### TASK TO CARRY OUT
Write every line out verbatim and omit the pictures.

### DATA FOR THIS EXERCISE
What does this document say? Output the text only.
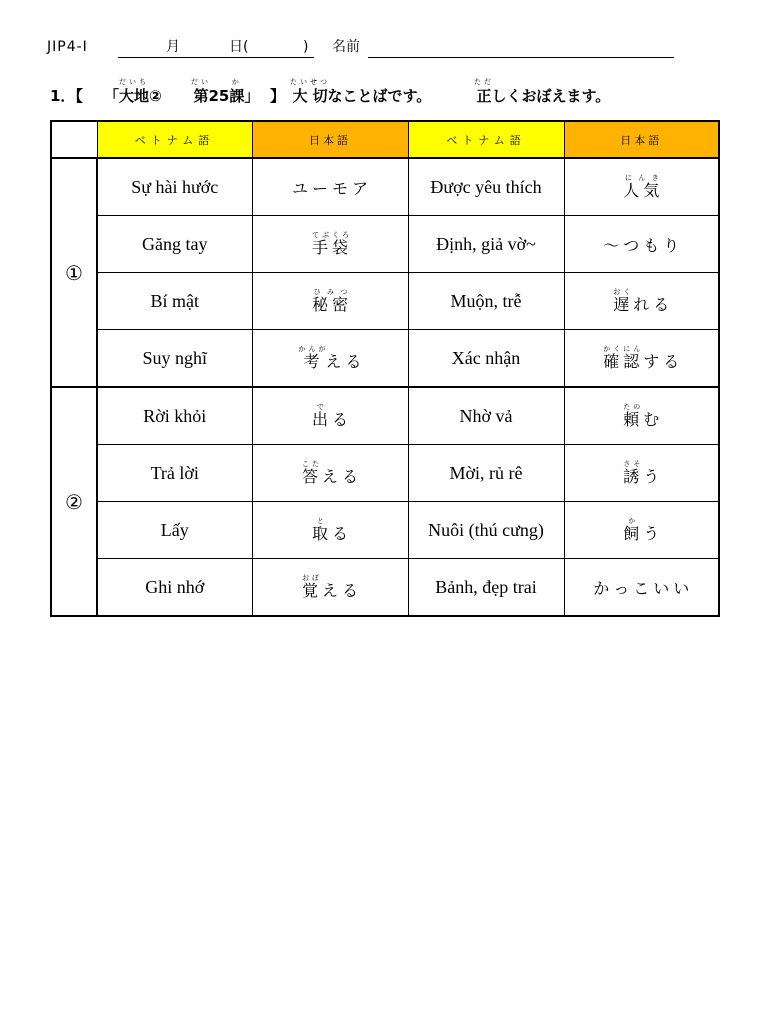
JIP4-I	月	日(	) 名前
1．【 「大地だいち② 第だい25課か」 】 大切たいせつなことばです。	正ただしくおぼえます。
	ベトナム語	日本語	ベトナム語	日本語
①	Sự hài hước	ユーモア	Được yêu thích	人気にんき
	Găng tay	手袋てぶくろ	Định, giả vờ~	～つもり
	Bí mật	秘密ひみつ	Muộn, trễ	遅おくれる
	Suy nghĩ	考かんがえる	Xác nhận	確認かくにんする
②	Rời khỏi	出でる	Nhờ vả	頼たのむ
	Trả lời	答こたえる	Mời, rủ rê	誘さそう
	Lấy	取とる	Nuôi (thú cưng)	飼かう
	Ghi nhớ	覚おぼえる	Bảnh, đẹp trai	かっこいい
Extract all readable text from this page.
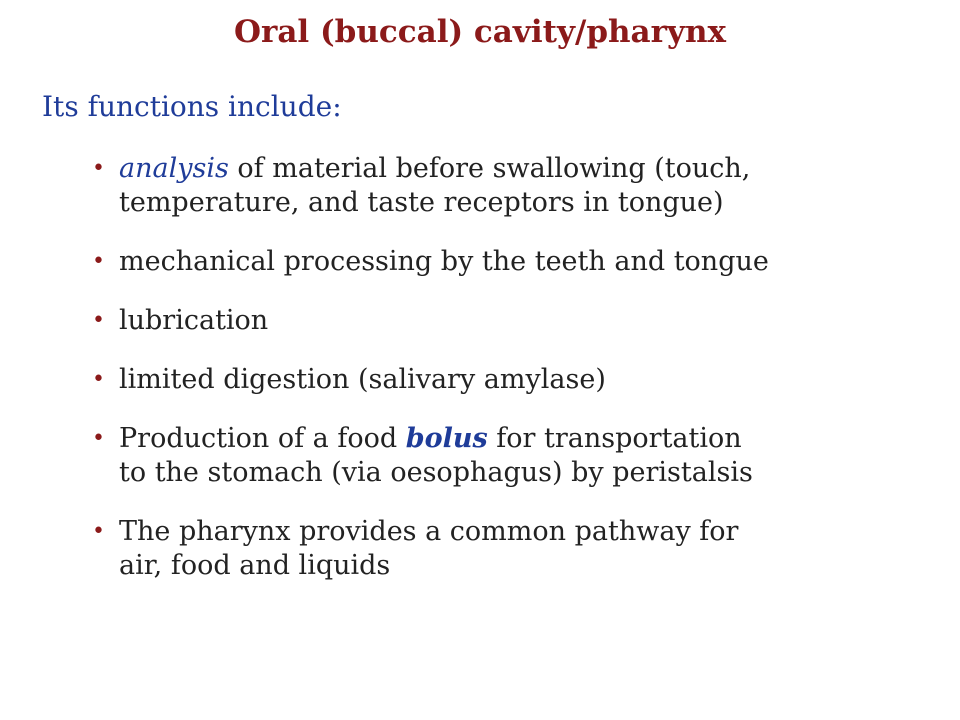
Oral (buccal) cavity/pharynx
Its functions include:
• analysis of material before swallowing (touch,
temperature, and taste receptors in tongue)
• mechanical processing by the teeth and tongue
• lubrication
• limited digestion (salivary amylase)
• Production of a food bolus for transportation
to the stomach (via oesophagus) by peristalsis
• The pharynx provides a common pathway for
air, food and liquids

### SOLUTION TO THIS EXERCISE
What does this document say? Output the text only.
JIP4-I	月	日(	) 名前
1．【 「大地だいち② 第だい25課か」 】 大切たいせつなことばです。	正ただしくおぼえます。
	ベトナム語	日本語	ベトナム語	日本語
①	Sự hài hước	ユーモア	Được yêu thích	人気にんき
	Găng tay	手袋てぶくろ	Định, giả vờ~	～つもり
	Bí mật	秘密ひみつ	Muộn, trễ	遅おくれる
	Suy nghĩ	考かんがえる	Xác nhận	確認かくにんする
②	Rời khỏi	出でる	Nhờ vả	頼たのむ
	Trả lời	答こたえる	Mời, rủ rê	誘さそう
	Lấy	取とる	Nuôi (thú cưng)	飼かう
	Ghi nhớ	覚おぼえる	Bảnh, đẹp trai	かっこいい
Extract all readable text from this page.
Oral (buccal) cavity/pharynx
Its functions include:
• analysis of material before swallowing (touch,
temperature, and taste receptors in tongue)
• mechanical processing by the teeth and tongue
• lubrication
• limited digestion (salivary amylase)
• Production of a food bolus for transportation
to the stomach (via oesophagus) by peristalsis
• The pharynx provides a common pathway for
air, food and liquids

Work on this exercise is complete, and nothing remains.